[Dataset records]
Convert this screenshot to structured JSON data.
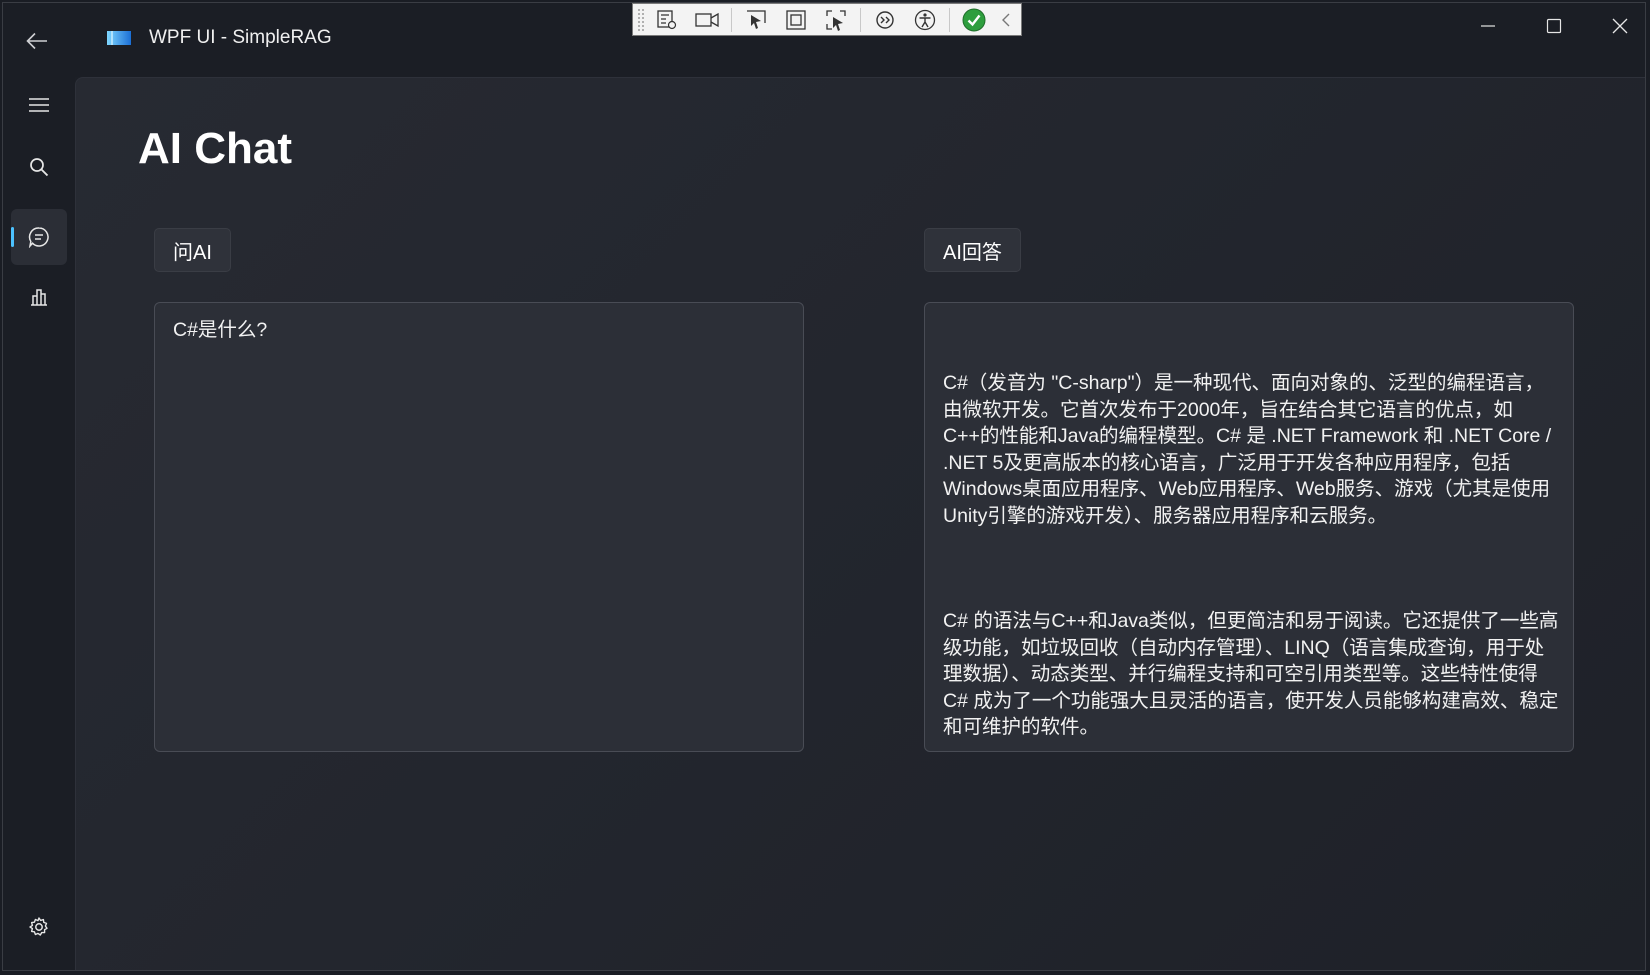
{
  "window": {
    "title": "WPF UI - SimpleRAG"
  },
  "page": {
    "title": "AI Chat"
  },
  "ask": {
    "label": "问AI",
    "question": "C#是什么?"
  },
  "answer": {
    "label": "AI回答",
    "paragraphs": [
      "C#（发音为 \"C-sharp\"）是一种现代、面向对象的、泛型的编程语言，由微软开发。它首次发布于2000年，旨在结合其它语言的优点，如C++的性能和Java的编程模型。C# 是 .NET Framework 和 .NET Core / .NET 5及更高版本的核心语言，广泛用于开发各种应用程序，包括Windows桌面应用程序、Web应用程序、Web服务、游戏（尤其是使用Unity引擎的游戏开发）、服务器应用程序和云服务。",
      "C# 的语法与C++和Java类似，但更简洁和易于阅读。它还提供了一些高级功能，如垃圾回收（自动内存管理）、LINQ（语言集成查询，用于处理数据）、动态类型、并行编程支持和可空引用类型等。这些特性使得C# 成为了一个功能强大且灵活的语言，使开发人员能够构建高效、稳定和可维护的软件。"
    ]
  },
  "icons": {
    "back": "arrow-left-icon",
    "menu": "hamburger-icon",
    "search": "search-icon",
    "chat": "chat-icon",
    "chart": "bar-chart-icon",
    "settings": "gear-icon"
  },
  "colors": {
    "accent": "#4cc2ff",
    "background": "#1c1f26"
  }
}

WHAT IS REQUIRED
Select every line of the records holding the string "title".

RESPONSE TO THE TASK
    "title": "WPF UI - SimpleRAG"
    "title": "AI Chat"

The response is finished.